»»

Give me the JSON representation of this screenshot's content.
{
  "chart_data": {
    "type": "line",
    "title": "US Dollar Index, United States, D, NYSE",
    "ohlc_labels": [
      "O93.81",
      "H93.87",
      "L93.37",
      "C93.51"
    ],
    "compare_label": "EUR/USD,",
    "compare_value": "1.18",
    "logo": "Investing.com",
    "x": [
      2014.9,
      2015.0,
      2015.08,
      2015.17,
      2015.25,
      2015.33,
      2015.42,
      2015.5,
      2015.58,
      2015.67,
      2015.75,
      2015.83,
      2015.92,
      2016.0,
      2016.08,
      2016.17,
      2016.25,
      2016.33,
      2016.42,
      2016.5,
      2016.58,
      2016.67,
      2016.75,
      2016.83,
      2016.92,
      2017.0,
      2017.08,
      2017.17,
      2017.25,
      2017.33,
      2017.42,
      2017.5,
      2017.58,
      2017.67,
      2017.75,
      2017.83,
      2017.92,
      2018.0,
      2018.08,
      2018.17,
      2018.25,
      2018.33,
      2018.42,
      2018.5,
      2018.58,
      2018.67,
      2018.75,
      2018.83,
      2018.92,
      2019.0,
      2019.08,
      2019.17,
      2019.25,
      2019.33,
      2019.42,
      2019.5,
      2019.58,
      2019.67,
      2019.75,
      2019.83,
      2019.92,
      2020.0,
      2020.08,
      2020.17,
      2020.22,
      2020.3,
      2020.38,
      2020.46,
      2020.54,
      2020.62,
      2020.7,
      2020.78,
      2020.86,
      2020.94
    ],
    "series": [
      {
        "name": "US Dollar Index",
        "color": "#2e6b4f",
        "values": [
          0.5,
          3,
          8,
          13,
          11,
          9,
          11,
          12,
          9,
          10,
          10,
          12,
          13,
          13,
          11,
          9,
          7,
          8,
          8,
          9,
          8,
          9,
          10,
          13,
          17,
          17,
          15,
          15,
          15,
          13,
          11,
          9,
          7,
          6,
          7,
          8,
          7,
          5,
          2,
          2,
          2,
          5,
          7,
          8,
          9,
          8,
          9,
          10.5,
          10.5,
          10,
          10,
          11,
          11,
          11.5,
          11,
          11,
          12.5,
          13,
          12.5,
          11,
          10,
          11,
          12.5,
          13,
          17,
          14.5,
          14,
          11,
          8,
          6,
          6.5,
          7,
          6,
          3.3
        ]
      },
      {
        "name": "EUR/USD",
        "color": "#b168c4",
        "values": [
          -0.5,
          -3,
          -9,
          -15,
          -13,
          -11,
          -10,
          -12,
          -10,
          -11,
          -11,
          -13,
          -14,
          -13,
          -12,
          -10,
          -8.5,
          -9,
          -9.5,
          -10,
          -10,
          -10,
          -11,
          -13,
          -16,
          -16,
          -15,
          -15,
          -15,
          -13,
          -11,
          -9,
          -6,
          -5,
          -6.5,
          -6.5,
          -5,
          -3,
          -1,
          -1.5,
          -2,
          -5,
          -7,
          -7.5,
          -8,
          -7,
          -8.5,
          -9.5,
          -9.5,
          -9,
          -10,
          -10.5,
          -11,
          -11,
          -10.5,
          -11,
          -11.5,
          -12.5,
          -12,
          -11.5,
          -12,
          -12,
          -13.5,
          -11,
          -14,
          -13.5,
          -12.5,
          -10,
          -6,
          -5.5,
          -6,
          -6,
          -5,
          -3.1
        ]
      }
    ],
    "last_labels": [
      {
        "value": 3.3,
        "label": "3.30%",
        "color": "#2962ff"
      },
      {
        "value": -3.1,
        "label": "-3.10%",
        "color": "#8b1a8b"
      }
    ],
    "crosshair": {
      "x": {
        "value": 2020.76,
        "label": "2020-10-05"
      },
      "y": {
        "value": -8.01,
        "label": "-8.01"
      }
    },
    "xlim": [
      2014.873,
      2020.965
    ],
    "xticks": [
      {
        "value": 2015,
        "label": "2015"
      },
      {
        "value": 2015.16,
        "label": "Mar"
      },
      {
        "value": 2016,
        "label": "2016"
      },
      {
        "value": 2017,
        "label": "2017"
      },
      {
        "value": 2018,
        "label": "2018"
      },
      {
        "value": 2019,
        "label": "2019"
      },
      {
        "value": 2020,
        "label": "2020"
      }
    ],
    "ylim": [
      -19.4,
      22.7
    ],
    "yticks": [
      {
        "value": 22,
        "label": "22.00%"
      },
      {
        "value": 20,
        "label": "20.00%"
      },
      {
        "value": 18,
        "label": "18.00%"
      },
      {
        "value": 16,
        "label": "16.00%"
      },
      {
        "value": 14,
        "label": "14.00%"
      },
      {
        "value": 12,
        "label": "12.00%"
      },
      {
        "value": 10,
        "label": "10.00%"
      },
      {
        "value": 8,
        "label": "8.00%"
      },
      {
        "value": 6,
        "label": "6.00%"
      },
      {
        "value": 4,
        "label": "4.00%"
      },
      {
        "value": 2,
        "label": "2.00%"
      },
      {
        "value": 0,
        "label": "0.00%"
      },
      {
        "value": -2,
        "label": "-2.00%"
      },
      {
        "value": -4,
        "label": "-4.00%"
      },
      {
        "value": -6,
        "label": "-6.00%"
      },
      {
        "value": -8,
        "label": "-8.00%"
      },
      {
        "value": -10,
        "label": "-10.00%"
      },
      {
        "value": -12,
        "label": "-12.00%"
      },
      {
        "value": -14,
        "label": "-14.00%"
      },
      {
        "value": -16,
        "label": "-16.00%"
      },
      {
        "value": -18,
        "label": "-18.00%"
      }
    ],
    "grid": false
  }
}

««

▸ **What to produce**
Report all lines of the data that include the word "color".

▸ **Exercise output**
        "color": "#2e6b4f",
        "color": "#b168c4",
        "color": "#2962ff"
        "color": "#8b1a8b"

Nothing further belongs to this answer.